• **DATA SUPPLIED**:
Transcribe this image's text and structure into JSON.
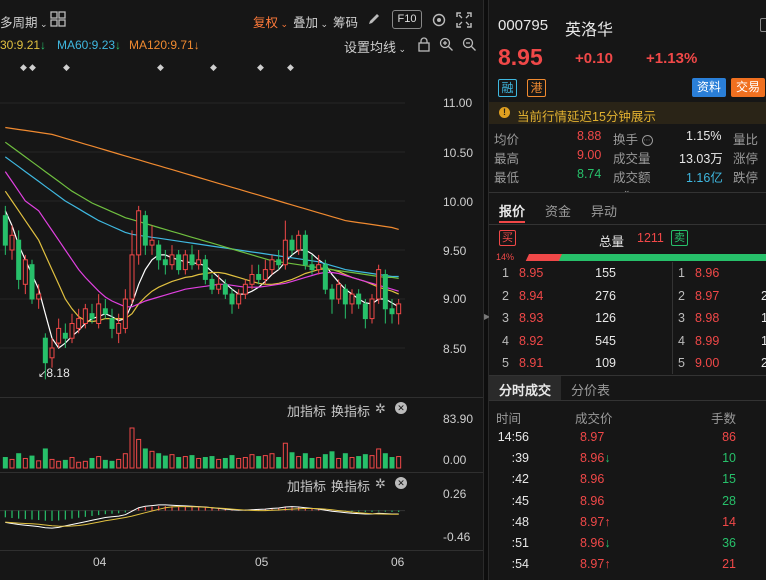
{
  "toolbar": {
    "period_label": "多周期",
    "fuquan_label": "复权",
    "overlay_label": "叠加",
    "chips_label": "筹码",
    "f10_label": "F10"
  },
  "ma_legend": [
    {
      "label": "30:9.21",
      "arrow": "↓",
      "color": "#e0c040"
    },
    {
      "label": "MA60:9.23",
      "arrow": "↓",
      "color": "#3fb8e0"
    },
    {
      "label": "MA120:9.71",
      "arrow": "↓",
      "color": "#f08a30"
    }
  ],
  "set_ma_label": "设置均线",
  "price_axis": [
    "11.00",
    "10.50",
    "10.00",
    "9.50",
    "9.00",
    "8.50"
  ],
  "low_marker": "8.18",
  "event_markers": [
    "◆",
    "◆",
    "◆",
    "◆",
    "◆",
    "◆",
    "◆"
  ],
  "volume_panel": {
    "add_label": "加指标",
    "swap_label": "换指标",
    "axis_top": "83.90",
    "axis_zero": "0.00"
  },
  "macd_panel": {
    "add_label": "加指标",
    "swap_label": "换指标",
    "axis_top": "0.26",
    "axis_bottom": "-0.46"
  },
  "date_axis": [
    "04",
    "05",
    "06"
  ],
  "stock": {
    "code": "000795",
    "name": "英洛华",
    "price": "8.95",
    "change": "+0.10",
    "change_pct": "+1.13%",
    "tag_rong": "融",
    "tag_gang": "港",
    "info_button": "资料",
    "trade_button": "交易",
    "notice": "当前行情延迟15分钟展示"
  },
  "stats": [
    {
      "label": "均价",
      "value": "8.88",
      "value_color": "red",
      "label2": "换手",
      "value2": "1.15%",
      "label3": "量比"
    },
    {
      "label": "最高",
      "value": "9.00",
      "value_color": "red",
      "label2": "成交量",
      "value2": "13.03万",
      "label3": "涨停"
    },
    {
      "label": "最低",
      "value": "8.74",
      "value_color": "green",
      "label2": "成交额",
      "value2": "1.16亿",
      "label3": "跌停"
    }
  ],
  "quote_tabs": [
    "报价",
    "资金",
    "异动"
  ],
  "orderbook": {
    "buy_tag": "买",
    "sell_tag": "卖",
    "total_label": "总量",
    "total_value": "1211",
    "buy_pct": "14%",
    "buy_ratio": 0.14,
    "bids": [
      {
        "level": "1",
        "price": "8.95",
        "volume": "155"
      },
      {
        "level": "2",
        "price": "8.94",
        "volume": "276"
      },
      {
        "level": "3",
        "price": "8.93",
        "volume": "126"
      },
      {
        "level": "4",
        "price": "8.92",
        "volume": "545"
      },
      {
        "level": "5",
        "price": "8.91",
        "volume": "109"
      }
    ],
    "asks": [
      {
        "level": "1",
        "price": "8.96",
        "volume": ""
      },
      {
        "level": "2",
        "price": "8.97",
        "volume": "2"
      },
      {
        "level": "3",
        "price": "8.98",
        "volume": "1"
      },
      {
        "level": "4",
        "price": "8.99",
        "volume": "1"
      },
      {
        "level": "5",
        "price": "9.00",
        "volume": "2"
      }
    ]
  },
  "trade_tabs": [
    "分时成交",
    "分价表"
  ],
  "trades_header": {
    "time": "时间",
    "price": "成交价",
    "volume": "手数"
  },
  "trades": [
    {
      "time": "14:56",
      "price": "8.97",
      "arrow": "",
      "volume": "86",
      "vol_color": "red"
    },
    {
      "time": ":39",
      "price": "8.96",
      "arrow": "↓",
      "volume": "10",
      "vol_color": "green"
    },
    {
      "time": ":42",
      "price": "8.96",
      "arrow": "",
      "volume": "15",
      "vol_color": "green"
    },
    {
      "time": ":45",
      "price": "8.96",
      "arrow": "",
      "volume": "28",
      "vol_color": "green"
    },
    {
      "time": ":48",
      "price": "8.97",
      "arrow": "↑",
      "volume": "14",
      "vol_color": "red"
    },
    {
      "time": ":51",
      "price": "8.96",
      "arrow": "↓",
      "volume": "36",
      "vol_color": "green"
    },
    {
      "time": ":54",
      "price": "8.97",
      "arrow": "↑",
      "volume": "21",
      "vol_color": "red"
    }
  ],
  "chart_data": {
    "type": "candlestick",
    "ylim": [
      8.0,
      11.3
    ],
    "candles": [
      [
        9.85,
        9.55,
        9.95,
        9.45
      ],
      [
        9.5,
        9.65,
        9.75,
        9.4
      ],
      [
        9.6,
        9.2,
        9.7,
        9.1
      ],
      [
        9.15,
        9.4,
        9.45,
        9.05
      ],
      [
        9.35,
        9.0,
        9.4,
        8.95
      ],
      [
        9.0,
        9.05,
        9.15,
        8.9
      ],
      [
        8.6,
        8.35,
        8.65,
        8.18
      ],
      [
        8.4,
        8.5,
        8.6,
        8.3
      ],
      [
        8.55,
        8.7,
        8.8,
        8.5
      ],
      [
        8.65,
        8.6,
        8.75,
        8.5
      ],
      [
        8.6,
        8.75,
        8.85,
        8.55
      ],
      [
        8.7,
        8.8,
        8.9,
        8.65
      ],
      [
        8.75,
        8.9,
        8.95,
        8.7
      ],
      [
        8.85,
        8.8,
        8.95,
        8.75
      ],
      [
        8.75,
        8.95,
        9.05,
        8.7
      ],
      [
        8.9,
        8.85,
        9.0,
        8.8
      ],
      [
        8.8,
        8.7,
        8.9,
        8.6
      ],
      [
        8.65,
        8.75,
        8.85,
        8.55
      ],
      [
        8.7,
        9.0,
        9.1,
        8.65
      ],
      [
        9.0,
        9.45,
        9.7,
        8.95
      ],
      [
        9.45,
        9.9,
        9.95,
        9.35
      ],
      [
        9.85,
        9.55,
        9.9,
        9.45
      ],
      [
        9.55,
        9.6,
        9.75,
        9.45
      ],
      [
        9.55,
        9.4,
        9.6,
        9.3
      ],
      [
        9.4,
        9.35,
        9.5,
        9.25
      ],
      [
        9.35,
        9.45,
        9.55,
        9.3
      ],
      [
        9.45,
        9.3,
        9.5,
        9.25
      ],
      [
        9.3,
        9.45,
        9.5,
        9.25
      ],
      [
        9.45,
        9.35,
        9.55,
        9.3
      ],
      [
        9.35,
        9.4,
        9.5,
        9.3
      ],
      [
        9.4,
        9.2,
        9.45,
        9.15
      ],
      [
        9.2,
        9.1,
        9.25,
        9.05
      ],
      [
        9.1,
        9.15,
        9.25,
        9.05
      ],
      [
        9.15,
        9.05,
        9.2,
        9.0
      ],
      [
        9.05,
        8.95,
        9.1,
        8.85
      ],
      [
        8.95,
        9.05,
        9.1,
        8.9
      ],
      [
        9.05,
        9.15,
        9.2,
        9.0
      ],
      [
        9.15,
        9.25,
        9.35,
        9.1
      ],
      [
        9.25,
        9.2,
        9.35,
        9.15
      ],
      [
        9.2,
        9.3,
        9.4,
        9.15
      ],
      [
        9.3,
        9.4,
        9.45,
        9.25
      ],
      [
        9.4,
        9.35,
        9.5,
        9.3
      ],
      [
        9.35,
        9.6,
        9.8,
        9.3
      ],
      [
        9.6,
        9.5,
        9.65,
        9.45
      ],
      [
        9.5,
        9.65,
        9.7,
        9.45
      ],
      [
        9.65,
        9.35,
        9.7,
        9.3
      ],
      [
        9.35,
        9.3,
        9.45,
        9.25
      ],
      [
        9.3,
        9.35,
        9.45,
        9.25
      ],
      [
        9.35,
        9.1,
        9.4,
        9.05
      ],
      [
        9.1,
        9.0,
        9.15,
        8.85
      ],
      [
        9.0,
        9.15,
        9.2,
        8.95
      ],
      [
        9.1,
        8.95,
        9.15,
        8.8
      ],
      [
        8.95,
        9.05,
        9.1,
        8.85
      ],
      [
        9.05,
        8.95,
        9.1,
        8.9
      ],
      [
        8.95,
        8.8,
        9.0,
        8.7
      ],
      [
        8.8,
        9.0,
        9.05,
        8.75
      ],
      [
        9.0,
        9.3,
        9.35,
        8.95
      ],
      [
        9.25,
        8.9,
        9.3,
        8.75
      ],
      [
        8.9,
        8.85,
        9.0,
        8.75
      ],
      [
        8.85,
        8.95,
        9.0,
        8.74
      ]
    ],
    "ma_lines": [
      {
        "color": "#ffffff",
        "values": [
          9.9,
          9.75,
          9.55,
          9.4,
          9.25,
          9.1,
          8.85,
          8.6,
          8.5,
          8.55,
          8.62,
          8.68,
          8.75,
          8.8,
          8.82,
          8.85,
          8.82,
          8.78,
          8.8,
          8.95,
          9.15,
          9.3,
          9.4,
          9.45,
          9.45,
          9.42,
          9.4,
          9.38,
          9.37,
          9.36,
          9.34,
          9.28,
          9.22,
          9.16,
          9.1,
          9.05,
          9.05,
          9.08,
          9.12,
          9.18,
          9.25,
          9.3,
          9.38,
          9.45,
          9.5,
          9.5,
          9.46,
          9.4,
          9.35,
          9.25,
          9.17,
          9.1,
          9.05,
          9.0,
          8.96,
          8.95,
          9.0,
          9.0,
          8.96,
          8.92
        ]
      },
      {
        "color": "#e0c040",
        "values": [
          10.1,
          10.0,
          9.9,
          9.8,
          9.7,
          9.6,
          9.45,
          9.3,
          9.15,
          9.0,
          8.9,
          8.82,
          8.78,
          8.77,
          8.78,
          8.8,
          8.8,
          8.8,
          8.8,
          8.85,
          8.95,
          9.02,
          9.08,
          9.12,
          9.15,
          9.18,
          9.2,
          9.22,
          9.23,
          9.25,
          9.26,
          9.27,
          9.27,
          9.26,
          9.24,
          9.22,
          9.2,
          9.18,
          9.16,
          9.15,
          9.15,
          9.16,
          9.18,
          9.2,
          9.23,
          9.26,
          9.28,
          9.3,
          9.31,
          9.3,
          9.28,
          9.25,
          9.22,
          9.2,
          9.18,
          9.15,
          9.12,
          9.1,
          9.08,
          9.05
        ]
      },
      {
        "color": "#e040e0",
        "values": [
          10.3,
          10.2,
          10.1,
          10.0,
          9.95,
          9.9,
          9.8,
          9.7,
          9.6,
          9.5,
          9.4,
          9.3,
          9.22,
          9.15,
          9.08,
          9.02,
          8.98,
          8.95,
          8.92,
          8.92,
          8.95,
          8.98,
          9.0,
          9.02,
          9.04,
          9.06,
          9.08,
          9.1,
          9.11,
          9.12,
          9.13,
          9.14,
          9.15,
          9.15,
          9.14,
          9.13,
          9.12,
          9.12,
          9.12,
          9.13,
          9.14,
          9.15,
          9.16,
          9.18,
          9.2,
          9.22,
          9.24,
          9.26,
          9.27,
          9.27,
          9.26,
          9.24,
          9.22,
          9.2,
          9.18,
          9.16,
          9.14,
          9.12,
          9.1,
          9.08
        ]
      },
      {
        "color": "#3fb8e0",
        "values": [
          10.45,
          10.4,
          10.35,
          10.3,
          10.25,
          10.2,
          10.15,
          10.1,
          10.05,
          10.0,
          9.96,
          9.92,
          9.88,
          9.84,
          9.8,
          9.77,
          9.74,
          9.71,
          9.68,
          9.66,
          9.65,
          9.64,
          9.63,
          9.62,
          9.61,
          9.6,
          9.59,
          9.58,
          9.57,
          9.56,
          9.55,
          9.54,
          9.53,
          9.52,
          9.51,
          9.5,
          9.49,
          9.48,
          9.47,
          9.46,
          9.45,
          9.44,
          9.43,
          9.42,
          9.41,
          9.4,
          9.39,
          9.38,
          9.36,
          9.34,
          9.32,
          9.3,
          9.29,
          9.28,
          9.27,
          9.26,
          9.25,
          9.24,
          9.23,
          9.23
        ]
      },
      {
        "color": "#6fbf3f",
        "values": [
          10.6,
          10.55,
          10.5,
          10.45,
          10.4,
          10.35,
          10.3,
          10.25,
          10.2,
          10.15,
          10.1,
          10.06,
          10.02,
          9.98,
          9.95,
          9.92,
          9.89,
          9.86,
          9.83,
          9.81,
          9.79,
          9.77,
          9.75,
          9.73,
          9.71,
          9.69,
          9.67,
          9.65,
          9.63,
          9.61,
          9.59,
          9.57,
          9.55,
          9.53,
          9.51,
          9.49,
          9.47,
          9.45,
          9.43,
          9.41,
          9.39,
          9.38,
          9.37,
          9.36,
          9.35,
          9.34,
          9.33,
          9.32,
          9.31,
          9.3,
          9.29,
          9.28,
          9.27,
          9.26,
          9.25,
          9.24,
          9.23,
          9.22,
          9.22,
          9.21
        ]
      },
      {
        "color": "#f08a30",
        "values": [
          10.75,
          10.74,
          10.73,
          10.72,
          10.71,
          10.7,
          10.69,
          10.68,
          10.66,
          10.64,
          10.62,
          10.6,
          10.58,
          10.56,
          10.54,
          10.52,
          10.5,
          10.48,
          10.46,
          10.44,
          10.42,
          10.4,
          10.38,
          10.36,
          10.34,
          10.32,
          10.3,
          10.28,
          10.26,
          10.24,
          10.22,
          10.2,
          10.18,
          10.16,
          10.14,
          10.12,
          10.1,
          10.08,
          10.06,
          10.04,
          10.02,
          10.0,
          9.98,
          9.96,
          9.94,
          9.92,
          9.9,
          9.88,
          9.86,
          9.84,
          9.82,
          9.8,
          9.79,
          9.78,
          9.77,
          9.76,
          9.75,
          9.74,
          9.73,
          9.71
        ]
      }
    ],
    "volumes": [
      22,
      18,
      30,
      20,
      25,
      15,
      40,
      18,
      14,
      16,
      22,
      12,
      14,
      20,
      24,
      16,
      14,
      18,
      30,
      84,
      60,
      40,
      35,
      30,
      25,
      28,
      22,
      24,
      26,
      20,
      22,
      24,
      18,
      20,
      26,
      20,
      22,
      28,
      24,
      26,
      30,
      22,
      52,
      32,
      24,
      30,
      20,
      22,
      28,
      34,
      20,
      30,
      22,
      24,
      28,
      26,
      40,
      30,
      22,
      24
    ],
    "macd": [
      -0.3,
      -0.33,
      -0.36,
      -0.38,
      -0.4,
      -0.42,
      -0.45,
      -0.46,
      -0.44,
      -0.4,
      -0.36,
      -0.32,
      -0.28,
      -0.24,
      -0.2,
      -0.16,
      -0.14,
      -0.12,
      -0.08,
      0.02,
      0.12,
      0.16,
      0.18,
      0.2,
      0.2,
      0.19,
      0.18,
      0.17,
      0.16,
      0.15,
      0.14,
      0.12,
      0.1,
      0.08,
      0.06,
      0.05,
      0.05,
      0.06,
      0.07,
      0.08,
      0.1,
      0.11,
      0.14,
      0.15,
      0.14,
      0.12,
      0.1,
      0.08,
      0.05,
      0.02,
      0.0,
      -0.02,
      -0.04,
      -0.05,
      -0.06,
      -0.06,
      -0.04,
      -0.05,
      -0.06,
      -0.06
    ],
    "dates": [
      "04",
      "05",
      "06"
    ]
  }
}
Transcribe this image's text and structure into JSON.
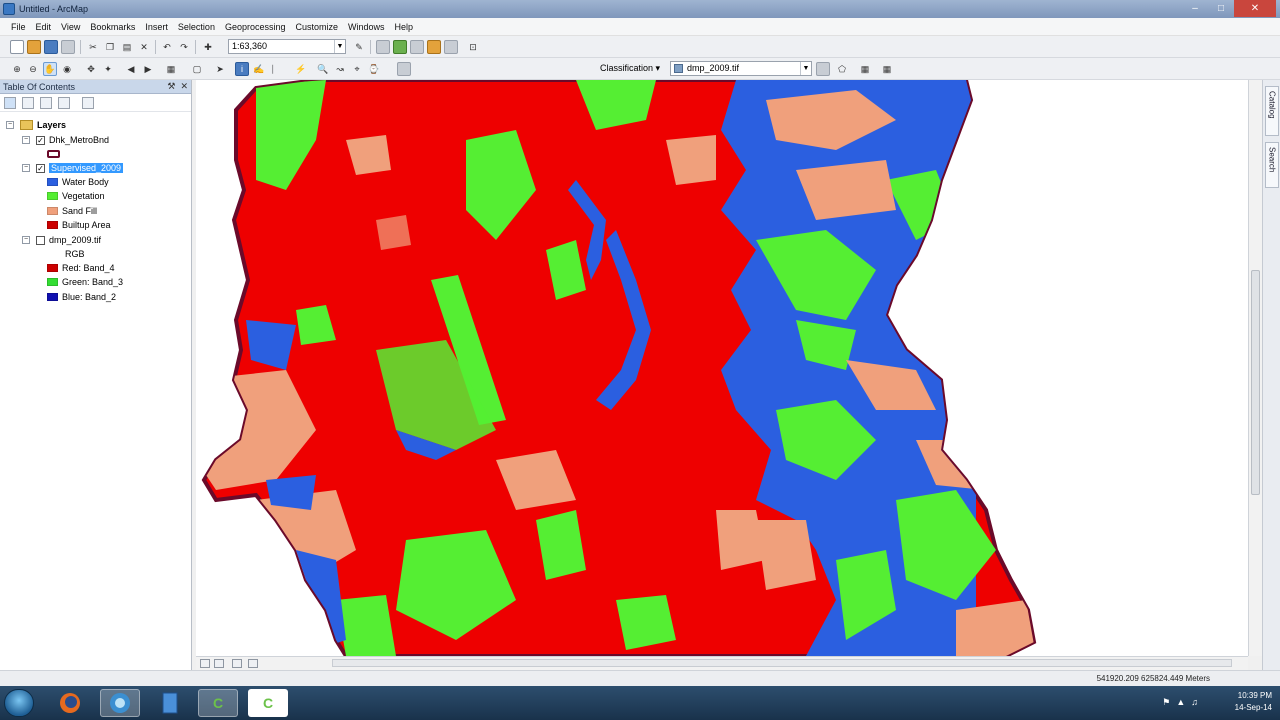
{
  "window": {
    "title": "Untitled - ArcMap"
  },
  "menu": [
    "File",
    "Edit",
    "View",
    "Bookmarks",
    "Insert",
    "Selection",
    "Geoprocessing",
    "Customize",
    "Windows",
    "Help"
  ],
  "toolbar": {
    "scale": "1:63,360",
    "classification_label": "Classification ▾",
    "classification_layer": "dmp_2009.tif"
  },
  "toc": {
    "title": "Table Of Contents",
    "root": "Layers",
    "layers": [
      {
        "name": "Dhk_MetroBnd"
      },
      {
        "name": "Supervised_2009",
        "classes": [
          "Water Body",
          "Vegetation",
          "Sand Fill",
          "Builtup Area"
        ]
      },
      {
        "name": "dmp_2009.tif",
        "composite": "RGB",
        "bands": [
          "Red:   Band_4",
          "Green: Band_3",
          "Blue:  Band_2"
        ]
      }
    ]
  },
  "colors": {
    "water": "#2b5fe0",
    "vegetation": "#55ee33",
    "sand": "#f0a07c",
    "builtup": "#ee0000",
    "red_band": "#cc0000",
    "green_band": "#33dd33",
    "blue_band": "#1010b0",
    "boundary": "#6b0a2a"
  },
  "side_tabs": [
    "Catalog",
    "Search"
  ],
  "status": {
    "coords": "541920.209  625824.449 Meters"
  },
  "tray": {
    "time": "10:39 PM",
    "date": "14-Sep-14"
  },
  "taskbar": {
    "icons": [
      "windows-start",
      "firefox",
      "arcmap",
      "file",
      "camtasia",
      "camtasia-recorder"
    ]
  }
}
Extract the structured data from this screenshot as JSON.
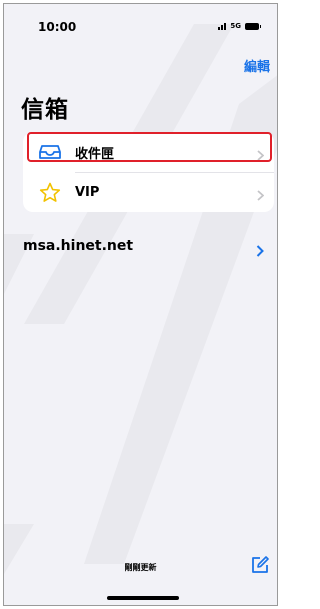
{
  "status_bar": {
    "time": "10:00",
    "network": "5G",
    "icons": [
      "signal-icon",
      "battery-icon"
    ]
  },
  "header": {
    "edit_label": "編輯",
    "title": "信箱"
  },
  "mailboxes": [
    {
      "label": "收件匣",
      "icon": "tray-icon",
      "highlighted": true
    },
    {
      "label": "VIP",
      "icon": "star-icon",
      "highlighted": false
    }
  ],
  "account": {
    "name": "msa.hinet.net"
  },
  "footer": {
    "status": "剛剛更新",
    "compose_icon": "compose-icon"
  },
  "colors": {
    "accent": "#1a73e8",
    "highlight": "#e0202a",
    "star": "#f2c200",
    "background": "#f2f2f7"
  }
}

• **YOUR GOAL**: Copy every line of the listing where the word "time" appears.

• **REPLY**:
    "time": "时间",
      "time": "14:56",
      "time": ":39",
      "time": ":42",
      "time": ":45",
      "time": ":48",
      "time": ":51",
      "time": ":54",
    "time": "10:39 PM",
    "time": "10:00",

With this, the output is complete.